*TASK*.
An exact reproduction of the records is required, with all images left out.

*EXTRACTED DATA*.

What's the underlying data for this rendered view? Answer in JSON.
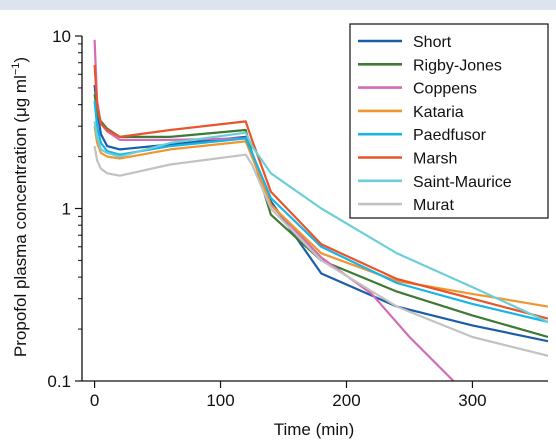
{
  "chart_data": {
    "type": "line",
    "xlabel": "Time (min)",
    "ylabel_main": "Propofol plasma concentration (μg ml",
    "ylabel_sup": "−1",
    "ylabel_close": ")",
    "xlim": [
      -10,
      360
    ],
    "ylim": [
      0.1,
      10
    ],
    "yscale": "log",
    "x_ticks": [
      0,
      100,
      200,
      300
    ],
    "x_tick_labels": [
      "0",
      "100",
      "200",
      "300"
    ],
    "y_ticks": [
      0.1,
      1,
      10
    ],
    "y_tick_labels": [
      "0.1",
      "1",
      "10"
    ],
    "grid": false,
    "legend_position": "top-right",
    "series": [
      {
        "name": "Short",
        "color": "#1a5ea8",
        "points": [
          [
            0,
            5.2
          ],
          [
            2,
            3.7
          ],
          [
            5,
            2.7
          ],
          [
            10,
            2.3
          ],
          [
            20,
            2.2
          ],
          [
            60,
            2.35
          ],
          [
            120,
            2.6
          ],
          [
            125,
            2.1
          ],
          [
            140,
            1.1
          ],
          [
            180,
            0.42
          ],
          [
            240,
            0.27
          ],
          [
            300,
            0.21
          ],
          [
            360,
            0.17
          ]
        ]
      },
      {
        "name": "Rigby-Jones",
        "color": "#3f7a35",
        "points": [
          [
            0,
            4.6
          ],
          [
            2,
            3.6
          ],
          [
            5,
            3.2
          ],
          [
            10,
            2.9
          ],
          [
            20,
            2.6
          ],
          [
            60,
            2.6
          ],
          [
            120,
            2.85
          ],
          [
            125,
            2.1
          ],
          [
            140,
            0.92
          ],
          [
            180,
            0.5
          ],
          [
            240,
            0.33
          ],
          [
            300,
            0.24
          ],
          [
            360,
            0.18
          ]
        ]
      },
      {
        "name": "Coppens",
        "color": "#d36bb6",
        "points": [
          [
            0,
            9.5
          ],
          [
            2,
            4.2
          ],
          [
            5,
            3.1
          ],
          [
            10,
            2.8
          ],
          [
            20,
            2.5
          ],
          [
            60,
            2.5
          ],
          [
            120,
            2.55
          ],
          [
            125,
            2.0
          ],
          [
            140,
            1.05
          ],
          [
            180,
            0.52
          ],
          [
            220,
            0.32
          ],
          [
            250,
            0.18
          ],
          [
            285,
            0.1
          ]
        ]
      },
      {
        "name": "Kataria",
        "color": "#f0962f",
        "points": [
          [
            0,
            3.0
          ],
          [
            2,
            2.4
          ],
          [
            5,
            2.1
          ],
          [
            10,
            2.0
          ],
          [
            20,
            1.95
          ],
          [
            60,
            2.2
          ],
          [
            120,
            2.45
          ],
          [
            125,
            2.0
          ],
          [
            140,
            1.05
          ],
          [
            180,
            0.55
          ],
          [
            240,
            0.38
          ],
          [
            300,
            0.32
          ],
          [
            360,
            0.27
          ]
        ]
      },
      {
        "name": "Paedfusor",
        "color": "#19b4e6",
        "points": [
          [
            0,
            4.2
          ],
          [
            2,
            3.0
          ],
          [
            5,
            2.4
          ],
          [
            10,
            2.15
          ],
          [
            20,
            2.05
          ],
          [
            60,
            2.3
          ],
          [
            120,
            2.55
          ],
          [
            125,
            2.1
          ],
          [
            140,
            1.15
          ],
          [
            180,
            0.6
          ],
          [
            240,
            0.37
          ],
          [
            300,
            0.28
          ],
          [
            360,
            0.22
          ]
        ]
      },
      {
        "name": "Marsh",
        "color": "#e9552b",
        "points": [
          [
            0,
            6.8
          ],
          [
            2,
            4.0
          ],
          [
            5,
            3.1
          ],
          [
            10,
            2.85
          ],
          [
            20,
            2.6
          ],
          [
            60,
            2.85
          ],
          [
            120,
            3.2
          ],
          [
            125,
            2.5
          ],
          [
            140,
            1.25
          ],
          [
            180,
            0.62
          ],
          [
            240,
            0.39
          ],
          [
            300,
            0.3
          ],
          [
            360,
            0.23
          ]
        ]
      },
      {
        "name": "Saint-Maurice",
        "color": "#6ccfd8",
        "points": [
          [
            0,
            3.2
          ],
          [
            2,
            2.6
          ],
          [
            5,
            2.2
          ],
          [
            10,
            2.1
          ],
          [
            20,
            2.0
          ],
          [
            60,
            2.4
          ],
          [
            120,
            2.75
          ],
          [
            125,
            2.3
          ],
          [
            140,
            1.6
          ],
          [
            180,
            1.0
          ],
          [
            240,
            0.55
          ],
          [
            300,
            0.35
          ],
          [
            360,
            0.22
          ]
        ]
      },
      {
        "name": "Murat",
        "color": "#c2c2c2",
        "points": [
          [
            0,
            2.3
          ],
          [
            2,
            1.9
          ],
          [
            5,
            1.7
          ],
          [
            10,
            1.6
          ],
          [
            20,
            1.55
          ],
          [
            60,
            1.8
          ],
          [
            120,
            2.05
          ],
          [
            125,
            1.8
          ],
          [
            140,
            1.0
          ],
          [
            180,
            0.5
          ],
          [
            240,
            0.27
          ],
          [
            300,
            0.18
          ],
          [
            360,
            0.14
          ]
        ]
      }
    ]
  }
}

*SOLUTION TO THIS TASK*.
What's the underlying data for this rendered view? Answer in JSON.
{
  "chart_data": {
    "type": "line",
    "xlabel": "Time (min)",
    "ylabel_main": "Propofol plasma concentration (μg ml",
    "ylabel_sup": "−1",
    "ylabel_close": ")",
    "xlim": [
      -10,
      360
    ],
    "ylim": [
      0.1,
      10
    ],
    "yscale": "log",
    "x_ticks": [
      0,
      100,
      200,
      300
    ],
    "x_tick_labels": [
      "0",
      "100",
      "200",
      "300"
    ],
    "y_ticks": [
      0.1,
      1,
      10
    ],
    "y_tick_labels": [
      "0.1",
      "1",
      "10"
    ],
    "grid": false,
    "legend_position": "top-right",
    "series": [
      {
        "name": "Short",
        "color": "#1a5ea8",
        "points": [
          [
            0,
            5.2
          ],
          [
            2,
            3.7
          ],
          [
            5,
            2.7
          ],
          [
            10,
            2.3
          ],
          [
            20,
            2.2
          ],
          [
            60,
            2.35
          ],
          [
            120,
            2.6
          ],
          [
            125,
            2.1
          ],
          [
            140,
            1.1
          ],
          [
            180,
            0.42
          ],
          [
            240,
            0.27
          ],
          [
            300,
            0.21
          ],
          [
            360,
            0.17
          ]
        ]
      },
      {
        "name": "Rigby-Jones",
        "color": "#3f7a35",
        "points": [
          [
            0,
            4.6
          ],
          [
            2,
            3.6
          ],
          [
            5,
            3.2
          ],
          [
            10,
            2.9
          ],
          [
            20,
            2.6
          ],
          [
            60,
            2.6
          ],
          [
            120,
            2.85
          ],
          [
            125,
            2.1
          ],
          [
            140,
            0.92
          ],
          [
            180,
            0.5
          ],
          [
            240,
            0.33
          ],
          [
            300,
            0.24
          ],
          [
            360,
            0.18
          ]
        ]
      },
      {
        "name": "Coppens",
        "color": "#d36bb6",
        "points": [
          [
            0,
            9.5
          ],
          [
            2,
            4.2
          ],
          [
            5,
            3.1
          ],
          [
            10,
            2.8
          ],
          [
            20,
            2.5
          ],
          [
            60,
            2.5
          ],
          [
            120,
            2.55
          ],
          [
            125,
            2.0
          ],
          [
            140,
            1.05
          ],
          [
            180,
            0.52
          ],
          [
            220,
            0.32
          ],
          [
            250,
            0.18
          ],
          [
            285,
            0.1
          ]
        ]
      },
      {
        "name": "Kataria",
        "color": "#f0962f",
        "points": [
          [
            0,
            3.0
          ],
          [
            2,
            2.4
          ],
          [
            5,
            2.1
          ],
          [
            10,
            2.0
          ],
          [
            20,
            1.95
          ],
          [
            60,
            2.2
          ],
          [
            120,
            2.45
          ],
          [
            125,
            2.0
          ],
          [
            140,
            1.05
          ],
          [
            180,
            0.55
          ],
          [
            240,
            0.38
          ],
          [
            300,
            0.32
          ],
          [
            360,
            0.27
          ]
        ]
      },
      {
        "name": "Paedfusor",
        "color": "#19b4e6",
        "points": [
          [
            0,
            4.2
          ],
          [
            2,
            3.0
          ],
          [
            5,
            2.4
          ],
          [
            10,
            2.15
          ],
          [
            20,
            2.05
          ],
          [
            60,
            2.3
          ],
          [
            120,
            2.55
          ],
          [
            125,
            2.1
          ],
          [
            140,
            1.15
          ],
          [
            180,
            0.6
          ],
          [
            240,
            0.37
          ],
          [
            300,
            0.28
          ],
          [
            360,
            0.22
          ]
        ]
      },
      {
        "name": "Marsh",
        "color": "#e9552b",
        "points": [
          [
            0,
            6.8
          ],
          [
            2,
            4.0
          ],
          [
            5,
            3.1
          ],
          [
            10,
            2.85
          ],
          [
            20,
            2.6
          ],
          [
            60,
            2.85
          ],
          [
            120,
            3.2
          ],
          [
            125,
            2.5
          ],
          [
            140,
            1.25
          ],
          [
            180,
            0.62
          ],
          [
            240,
            0.39
          ],
          [
            300,
            0.3
          ],
          [
            360,
            0.23
          ]
        ]
      },
      {
        "name": "Saint-Maurice",
        "color": "#6ccfd8",
        "points": [
          [
            0,
            3.2
          ],
          [
            2,
            2.6
          ],
          [
            5,
            2.2
          ],
          [
            10,
            2.1
          ],
          [
            20,
            2.0
          ],
          [
            60,
            2.4
          ],
          [
            120,
            2.75
          ],
          [
            125,
            2.3
          ],
          [
            140,
            1.6
          ],
          [
            180,
            1.0
          ],
          [
            240,
            0.55
          ],
          [
            300,
            0.35
          ],
          [
            360,
            0.22
          ]
        ]
      },
      {
        "name": "Murat",
        "color": "#c2c2c2",
        "points": [
          [
            0,
            2.3
          ],
          [
            2,
            1.9
          ],
          [
            5,
            1.7
          ],
          [
            10,
            1.6
          ],
          [
            20,
            1.55
          ],
          [
            60,
            1.8
          ],
          [
            120,
            2.05
          ],
          [
            125,
            1.8
          ],
          [
            140,
            1.0
          ],
          [
            180,
            0.5
          ],
          [
            240,
            0.27
          ],
          [
            300,
            0.18
          ],
          [
            360,
            0.14
          ]
        ]
      }
    ]
  }
}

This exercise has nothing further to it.